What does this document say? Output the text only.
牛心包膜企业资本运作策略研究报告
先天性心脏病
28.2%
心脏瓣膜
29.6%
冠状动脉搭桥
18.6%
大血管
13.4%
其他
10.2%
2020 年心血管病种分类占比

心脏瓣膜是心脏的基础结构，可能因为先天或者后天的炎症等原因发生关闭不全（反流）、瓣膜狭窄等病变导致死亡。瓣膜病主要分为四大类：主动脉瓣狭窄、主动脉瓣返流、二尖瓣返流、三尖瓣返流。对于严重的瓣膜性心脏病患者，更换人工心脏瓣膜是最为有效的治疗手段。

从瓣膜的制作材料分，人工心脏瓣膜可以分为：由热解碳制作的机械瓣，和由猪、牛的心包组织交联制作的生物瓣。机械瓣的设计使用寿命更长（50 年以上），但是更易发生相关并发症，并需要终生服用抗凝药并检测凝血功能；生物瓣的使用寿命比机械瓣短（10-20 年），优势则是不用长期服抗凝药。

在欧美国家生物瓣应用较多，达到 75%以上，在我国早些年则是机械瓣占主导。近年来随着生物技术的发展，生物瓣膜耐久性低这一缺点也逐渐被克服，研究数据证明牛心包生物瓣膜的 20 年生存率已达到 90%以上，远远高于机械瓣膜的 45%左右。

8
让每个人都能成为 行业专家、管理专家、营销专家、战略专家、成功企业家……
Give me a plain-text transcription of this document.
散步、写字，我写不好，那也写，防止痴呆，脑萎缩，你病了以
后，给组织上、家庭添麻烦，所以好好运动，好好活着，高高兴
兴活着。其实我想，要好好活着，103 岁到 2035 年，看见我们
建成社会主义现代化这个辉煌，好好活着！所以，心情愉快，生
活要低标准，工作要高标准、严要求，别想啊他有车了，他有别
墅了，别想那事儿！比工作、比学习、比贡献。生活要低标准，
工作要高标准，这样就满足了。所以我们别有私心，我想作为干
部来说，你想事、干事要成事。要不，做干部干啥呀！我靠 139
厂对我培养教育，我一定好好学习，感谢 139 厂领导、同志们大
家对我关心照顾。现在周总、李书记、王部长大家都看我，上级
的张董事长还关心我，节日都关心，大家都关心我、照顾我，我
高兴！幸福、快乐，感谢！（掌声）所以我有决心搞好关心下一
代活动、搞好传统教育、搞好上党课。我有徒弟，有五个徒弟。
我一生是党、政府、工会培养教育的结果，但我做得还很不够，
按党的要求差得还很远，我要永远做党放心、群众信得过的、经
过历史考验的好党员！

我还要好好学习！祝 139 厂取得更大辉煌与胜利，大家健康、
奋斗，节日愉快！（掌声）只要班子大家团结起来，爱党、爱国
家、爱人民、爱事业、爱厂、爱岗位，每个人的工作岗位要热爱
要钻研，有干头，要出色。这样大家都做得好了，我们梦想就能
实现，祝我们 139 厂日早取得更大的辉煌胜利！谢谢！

• _Goal_: Return every entry exactly as given.

• _The result_:
What does this document say? Output the text only.
牛心包膜企业资本运作策略研究报告
先天性心脏病
28.2%
心脏瓣膜
29.6%
冠状动脉搭桥
18.6%
大血管
13.4%
其他
10.2%
2020 年心血管病种分类占比

心脏瓣膜是心脏的基础结构，可能因为先天或者后天的炎症等原因发生关闭不全（反流）、瓣膜狭窄等病变导致死亡。瓣膜病主要分为四大类：主动脉瓣狭窄、主动脉瓣返流、二尖瓣返流、三尖瓣返流。对于严重的瓣膜性心脏病患者，更换人工心脏瓣膜是最为有效的治疗手段。

从瓣膜的制作材料分，人工心脏瓣膜可以分为：由热解碳制作的机械瓣，和由猪、牛的心包组织交联制作的生物瓣。机械瓣的设计使用寿命更长（50 年以上），但是更易发生相关并发症，并需要终生服用抗凝药并检测凝血功能；生物瓣的使用寿命比机械瓣短（10-20 年），优势则是不用长期服抗凝药。

在欧美国家生物瓣应用较多，达到 75%以上，在我国早些年则是机械瓣占主导。近年来随着生物技术的发展，生物瓣膜耐久性低这一缺点也逐渐被克服，研究数据证明牛心包生物瓣膜的 20 年生存率已达到 90%以上，远远高于机械瓣膜的 45%左右。

8
让每个人都能成为 行业专家、管理专家、营销专家、战略专家、成功企业家……
Give me a plain-text transcription of this document.
散步、写字，我写不好，那也写，防止痴呆，脑萎缩，你病了以
后，给组织上、家庭添麻烦，所以好好运动，好好活着，高高兴
兴活着。其实我想，要好好活着，103 岁到 2035 年，看见我们
建成社会主义现代化这个辉煌，好好活着！所以，心情愉快，生
活要低标准，工作要高标准、严要求，别想啊他有车了，他有别
墅了，别想那事儿！比工作、比学习、比贡献。生活要低标准，
工作要高标准，这样就满足了。所以我们别有私心，我想作为干
部来说，你想事、干事要成事。要不，做干部干啥呀！我靠 139
厂对我培养教育，我一定好好学习，感谢 139 厂领导、同志们大
家对我关心照顾。现在周总、李书记、王部长大家都看我，上级
的张董事长还关心我，节日都关心，大家都关心我、照顾我，我
高兴！幸福、快乐，感谢！（掌声）所以我有决心搞好关心下一
代活动、搞好传统教育、搞好上党课。我有徒弟，有五个徒弟。
我一生是党、政府、工会培养教育的结果，但我做得还很不够，
按党的要求差得还很远，我要永远做党放心、群众信得过的、经
过历史考验的好党员！

我还要好好学习！祝 139 厂取得更大辉煌与胜利，大家健康、
奋斗，节日愉快！（掌声）只要班子大家团结起来，爱党、爱国
家、爱人民、爱事业、爱厂、爱岗位，每个人的工作岗位要热爱
要钻研，有干头，要出色。这样大家都做得好了，我们梦想就能
实现，祝我们 139 厂日早取得更大的辉煌胜利！谢谢！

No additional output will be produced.